Exercise description: Please repeat the entries below word for word, from the start through the line that contains "433, 544, 446]", including that line.

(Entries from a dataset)
☆ ☆ ☆ ☆ ☆ ☆ ☆
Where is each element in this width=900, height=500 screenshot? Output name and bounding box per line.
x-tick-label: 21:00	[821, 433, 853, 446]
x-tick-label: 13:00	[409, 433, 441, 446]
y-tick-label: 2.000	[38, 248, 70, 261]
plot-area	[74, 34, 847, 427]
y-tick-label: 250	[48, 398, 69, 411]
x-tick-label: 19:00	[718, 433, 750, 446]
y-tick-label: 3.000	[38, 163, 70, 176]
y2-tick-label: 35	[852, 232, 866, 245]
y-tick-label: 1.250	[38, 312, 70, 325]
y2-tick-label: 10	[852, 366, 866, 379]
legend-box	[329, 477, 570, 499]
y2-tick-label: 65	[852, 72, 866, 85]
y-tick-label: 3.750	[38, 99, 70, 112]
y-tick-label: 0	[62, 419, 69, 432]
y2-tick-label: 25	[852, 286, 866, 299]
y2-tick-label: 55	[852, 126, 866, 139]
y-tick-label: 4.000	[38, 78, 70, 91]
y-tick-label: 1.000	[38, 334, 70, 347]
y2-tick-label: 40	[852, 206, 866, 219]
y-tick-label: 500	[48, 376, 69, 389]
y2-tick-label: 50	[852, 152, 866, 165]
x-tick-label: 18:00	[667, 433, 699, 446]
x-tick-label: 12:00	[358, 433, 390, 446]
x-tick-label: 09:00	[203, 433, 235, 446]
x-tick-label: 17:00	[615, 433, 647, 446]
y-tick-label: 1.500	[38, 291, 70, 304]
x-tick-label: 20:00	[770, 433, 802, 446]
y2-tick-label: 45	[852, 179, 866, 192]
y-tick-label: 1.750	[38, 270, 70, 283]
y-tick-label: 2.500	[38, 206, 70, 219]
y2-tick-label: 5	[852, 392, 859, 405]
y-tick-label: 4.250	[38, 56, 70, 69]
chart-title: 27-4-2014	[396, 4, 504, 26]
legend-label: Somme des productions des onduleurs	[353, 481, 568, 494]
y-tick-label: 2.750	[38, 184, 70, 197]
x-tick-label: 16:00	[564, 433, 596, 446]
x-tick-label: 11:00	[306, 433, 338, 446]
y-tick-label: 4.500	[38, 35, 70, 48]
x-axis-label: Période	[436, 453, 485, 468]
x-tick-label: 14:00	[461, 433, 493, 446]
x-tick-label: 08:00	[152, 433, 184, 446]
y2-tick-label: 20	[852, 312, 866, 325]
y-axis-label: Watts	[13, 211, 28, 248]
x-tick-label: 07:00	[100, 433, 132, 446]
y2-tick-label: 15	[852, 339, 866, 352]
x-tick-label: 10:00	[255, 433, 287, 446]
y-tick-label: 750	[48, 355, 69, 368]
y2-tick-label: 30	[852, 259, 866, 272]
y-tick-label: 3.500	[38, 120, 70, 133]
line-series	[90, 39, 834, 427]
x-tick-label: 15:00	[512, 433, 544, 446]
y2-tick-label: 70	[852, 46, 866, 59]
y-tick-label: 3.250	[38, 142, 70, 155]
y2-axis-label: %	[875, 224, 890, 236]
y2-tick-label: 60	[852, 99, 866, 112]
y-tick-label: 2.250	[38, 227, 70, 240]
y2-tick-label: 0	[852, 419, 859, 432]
☆ ☆ ☆ ☆ ☆ ☆ ☆
Result:
Where is each element in this width=900, height=500 screenshot? Output name and bounding box per line.
x-tick-label: 21:00	[821, 433, 853, 446]
x-tick-label: 13:00	[409, 433, 441, 446]
y-tick-label: 2.000	[38, 248, 70, 261]
plot-area	[74, 34, 847, 427]
y-tick-label: 250	[48, 398, 69, 411]
x-tick-label: 19:00	[718, 433, 750, 446]
y-tick-label: 3.000	[38, 163, 70, 176]
y2-tick-label: 35	[852, 232, 866, 245]
y-tick-label: 1.250	[38, 312, 70, 325]
y2-tick-label: 10	[852, 366, 866, 379]
legend-box	[329, 477, 570, 499]
y2-tick-label: 65	[852, 72, 866, 85]
y-tick-label: 3.750	[38, 99, 70, 112]
y-tick-label: 0	[62, 419, 69, 432]
y2-tick-label: 25	[852, 286, 866, 299]
y2-tick-label: 55	[852, 126, 866, 139]
y-tick-label: 4.000	[38, 78, 70, 91]
y-tick-label: 1.000	[38, 334, 70, 347]
y2-tick-label: 40	[852, 206, 866, 219]
y-tick-label: 500	[48, 376, 69, 389]
y2-tick-label: 50	[852, 152, 866, 165]
x-tick-label: 18:00	[667, 433, 699, 446]
x-tick-label: 12:00	[358, 433, 390, 446]
x-tick-label: 09:00	[203, 433, 235, 446]
x-tick-label: 17:00	[615, 433, 647, 446]
y-tick-label: 1.500	[38, 291, 70, 304]
x-tick-label: 20:00	[770, 433, 802, 446]
y2-tick-label: 45	[852, 179, 866, 192]
y-tick-label: 1.750	[38, 270, 70, 283]
y-tick-label: 2.500	[38, 206, 70, 219]
y2-tick-label: 5	[852, 392, 859, 405]
y-tick-label: 4.250	[38, 56, 70, 69]
chart-title: 27-4-2014	[396, 4, 504, 26]
legend-label: Somme des productions des onduleurs	[353, 481, 568, 494]
y-tick-label: 2.750	[38, 184, 70, 197]
x-tick-label: 16:00	[564, 433, 596, 446]
x-tick-label: 11:00	[306, 433, 338, 446]
y-tick-label: 4.500	[38, 35, 70, 48]
x-axis-label: Période	[436, 453, 485, 468]
x-tick-label: 14:00	[461, 433, 493, 446]
x-tick-label: 08:00	[152, 433, 184, 446]
y2-tick-label: 20	[852, 312, 866, 325]
y-axis-label: Watts	[13, 211, 28, 248]
x-tick-label: 07:00	[100, 433, 132, 446]
y2-tick-label: 15	[852, 339, 866, 352]
x-tick-label: 10:00	[255, 433, 287, 446]
y-tick-label: 750	[48, 355, 69, 368]
y2-tick-label: 30	[852, 259, 866, 272]
y-tick-label: 3.500	[38, 120, 70, 133]
line-series	[90, 39, 834, 427]
x-tick-label: 15:00	[512, 433, 544, 446]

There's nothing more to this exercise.